Stored records
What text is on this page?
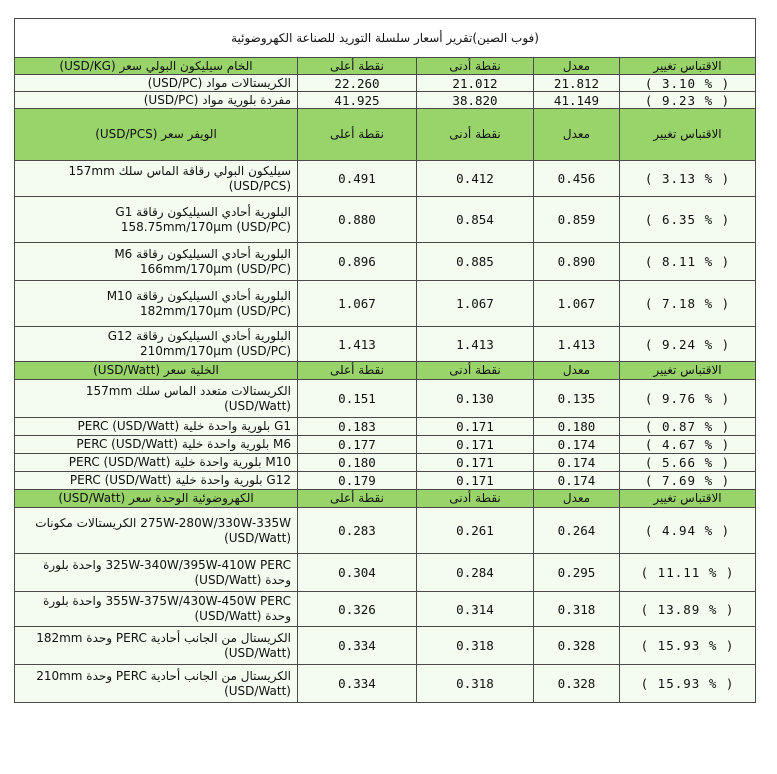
(فوب الصين)تقرير أسعار سلسلة التوريد للصناعة الكهروضوئية				
الخام سيليكون البولي سعر (USD/KG)	نقطة أعلى	نقطة أدنى	معدل	الاقتباس تغيير
الكريستالات مواد (USD/PC)	22.260	21.012	21.812	( 3.10 % )
مفردة بلورية مواد (USD/PC)	41.925	38.820	41.149	( 9.23 % )
الويفر سعر (USD/PCS)	نقطة أعلى	نقطة أدنى	معدل	الاقتباس تغيير
سيليكون البولي رقاقة الماس سلك 157mm (USD/PCS)	0.491	0.412	0.456	( 3.13 % )
البلورية أحادي السيليكون رقاقة G1 158.75mm/170μm (USD/PC)	0.880	0.854	0.859	( 6.35 % )
البلورية أحادي السيليكون رقاقة M6 166mm/170μm (USD/PC)	0.896	0.885	0.890	( 8.11 % )
البلورية أحادي السيليكون رقاقة M10 182mm/170μm (USD/PC)	1.067	1.067	1.067	( 7.18 % )
البلورية أحادي السيليكون رقاقة G12 210mm/170μm (USD/PC)	1.413	1.413	1.413	( 9.24 % )
الخلية سعر (USD/Watt)	نقطة أعلى	نقطة أدنى	معدل	الاقتباس تغيير
الكريستالات متعدد الماس سلك 157mm (USD/Watt)	0.151	0.130	0.135	( 9.76 % )
G1 بلورية واحدة خلية PERC (USD/Watt)	0.183	0.171	0.180	( 0.87 % )
M6 بلورية واحدة خلية PERC (USD/Watt)	0.177	0.171	0.174	( 4.67 % )
M10 بلورية واحدة خلية PERC (USD/Watt)	0.180	0.171	0.174	( 5.66 % )
G12 بلورية واحدة خلية PERC (USD/Watt)	0.179	0.171	0.174	( 7.69 % )
الكهروضوئية الوحدة سعر (USD/Watt)	نقطة أعلى	نقطة أدنى	معدل	الاقتباس تغيير
275W-280W/330W-335W الكريستالات مكونات (USD/Watt)	0.283	0.261	0.264	( 4.94 % )
325W-340W/395W-410W PERC واحدة بلورة وحدة (USD/Watt)	0.304	0.284	0.295	( 11.11 % )
355W-375W/430W-450W PERC واحدة بلورة وحدة (USD/Watt)	0.326	0.314	0.318	( 13.89 % )
الكريستال من الجانب أحادية PERC وحدة 182mm (USD/Watt)	0.334	0.318	0.328	( 15.93 % )
الكريستال من الجانب أحادية PERC وحدة 210mm (USD/Watt)	0.334	0.318	0.328	( 15.93 % )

- _To be done_
Output the data exactly. Pictures don't belong in the result.

- _Response to the exercise_
What text is on this page?
(فوب الصين)تقرير أسعار سلسلة التوريد للصناعة الكهروضوئية				
الخام سيليكون البولي سعر (USD/KG)	نقطة أعلى	نقطة أدنى	معدل	الاقتباس تغيير
الكريستالات مواد (USD/PC)	22.260	21.012	21.812	( 3.10 % )
مفردة بلورية مواد (USD/PC)	41.925	38.820	41.149	( 9.23 % )
الويفر سعر (USD/PCS)	نقطة أعلى	نقطة أدنى	معدل	الاقتباس تغيير
سيليكون البولي رقاقة الماس سلك 157mm (USD/PCS)	0.491	0.412	0.456	( 3.13 % )
البلورية أحادي السيليكون رقاقة G1 158.75mm/170μm (USD/PC)	0.880	0.854	0.859	( 6.35 % )
البلورية أحادي السيليكون رقاقة M6 166mm/170μm (USD/PC)	0.896	0.885	0.890	( 8.11 % )
البلورية أحادي السيليكون رقاقة M10 182mm/170μm (USD/PC)	1.067	1.067	1.067	( 7.18 % )
البلورية أحادي السيليكون رقاقة G12 210mm/170μm (USD/PC)	1.413	1.413	1.413	( 9.24 % )
الخلية سعر (USD/Watt)	نقطة أعلى	نقطة أدنى	معدل	الاقتباس تغيير
الكريستالات متعدد الماس سلك 157mm (USD/Watt)	0.151	0.130	0.135	( 9.76 % )
G1 بلورية واحدة خلية PERC (USD/Watt)	0.183	0.171	0.180	( 0.87 % )
M6 بلورية واحدة خلية PERC (USD/Watt)	0.177	0.171	0.174	( 4.67 % )
M10 بلورية واحدة خلية PERC (USD/Watt)	0.180	0.171	0.174	( 5.66 % )
G12 بلورية واحدة خلية PERC (USD/Watt)	0.179	0.171	0.174	( 7.69 % )
الكهروضوئية الوحدة سعر (USD/Watt)	نقطة أعلى	نقطة أدنى	معدل	الاقتباس تغيير
275W-280W/330W-335W الكريستالات مكونات (USD/Watt)	0.283	0.261	0.264	( 4.94 % )
325W-340W/395W-410W PERC واحدة بلورة وحدة (USD/Watt)	0.304	0.284	0.295	( 11.11 % )
355W-375W/430W-450W PERC واحدة بلورة وحدة (USD/Watt)	0.326	0.314	0.318	( 13.89 % )
الكريستال من الجانب أحادية PERC وحدة 182mm (USD/Watt)	0.334	0.318	0.328	( 15.93 % )
الكريستال من الجانب أحادية PERC وحدة 210mm (USD/Watt)	0.334	0.318	0.328	( 15.93 % )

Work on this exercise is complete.